A block of data

----

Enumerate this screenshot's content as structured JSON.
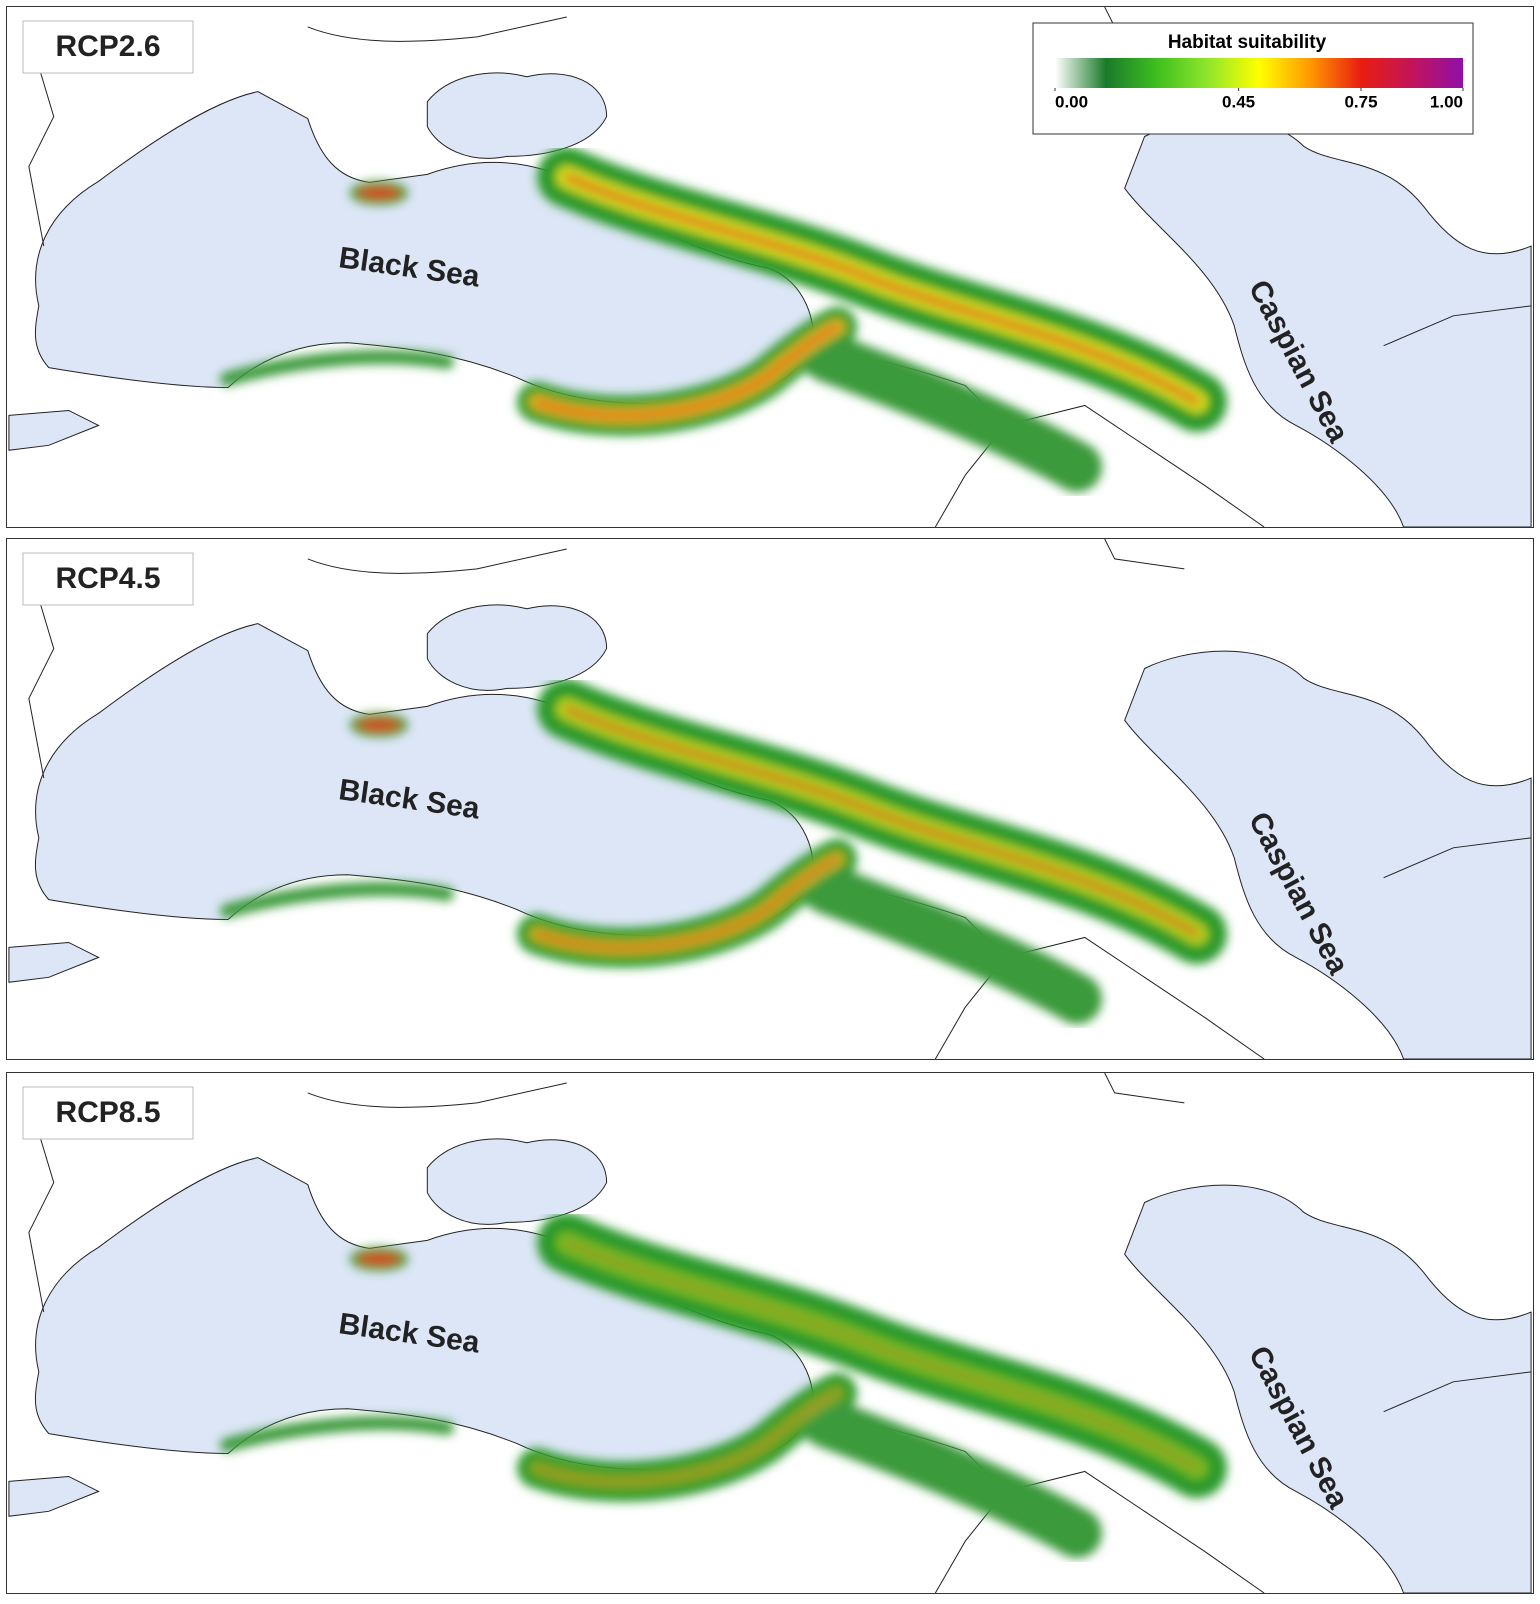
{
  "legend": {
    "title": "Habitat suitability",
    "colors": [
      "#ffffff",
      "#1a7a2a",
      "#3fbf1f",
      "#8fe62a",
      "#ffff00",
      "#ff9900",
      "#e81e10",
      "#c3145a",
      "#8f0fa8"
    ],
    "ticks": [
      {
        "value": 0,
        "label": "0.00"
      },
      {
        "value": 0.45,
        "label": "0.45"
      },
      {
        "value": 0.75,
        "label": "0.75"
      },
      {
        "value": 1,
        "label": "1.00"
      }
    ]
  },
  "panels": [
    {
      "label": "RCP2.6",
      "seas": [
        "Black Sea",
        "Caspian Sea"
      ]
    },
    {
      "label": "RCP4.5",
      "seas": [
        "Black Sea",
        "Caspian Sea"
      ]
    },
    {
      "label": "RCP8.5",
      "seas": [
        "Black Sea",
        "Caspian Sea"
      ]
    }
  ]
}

----

Your instructions
Transcribe every entry word for word, but skip the pictures.

Result of the exercise
Enumerate this screenshot's content as structured JSON.
{
  "legend": {
    "title": "Habitat suitability",
    "colors": [
      "#ffffff",
      "#1a7a2a",
      "#3fbf1f",
      "#8fe62a",
      "#ffff00",
      "#ff9900",
      "#e81e10",
      "#c3145a",
      "#8f0fa8"
    ],
    "ticks": [
      {
        "value": 0,
        "label": "0.00"
      },
      {
        "value": 0.45,
        "label": "0.45"
      },
      {
        "value": 0.75,
        "label": "0.75"
      },
      {
        "value": 1,
        "label": "1.00"
      }
    ]
  },
  "panels": [
    {
      "label": "RCP2.6",
      "seas": [
        "Black Sea",
        "Caspian Sea"
      ]
    },
    {
      "label": "RCP4.5",
      "seas": [
        "Black Sea",
        "Caspian Sea"
      ]
    },
    {
      "label": "RCP8.5",
      "seas": [
        "Black Sea",
        "Caspian Sea"
      ]
    }
  ]
}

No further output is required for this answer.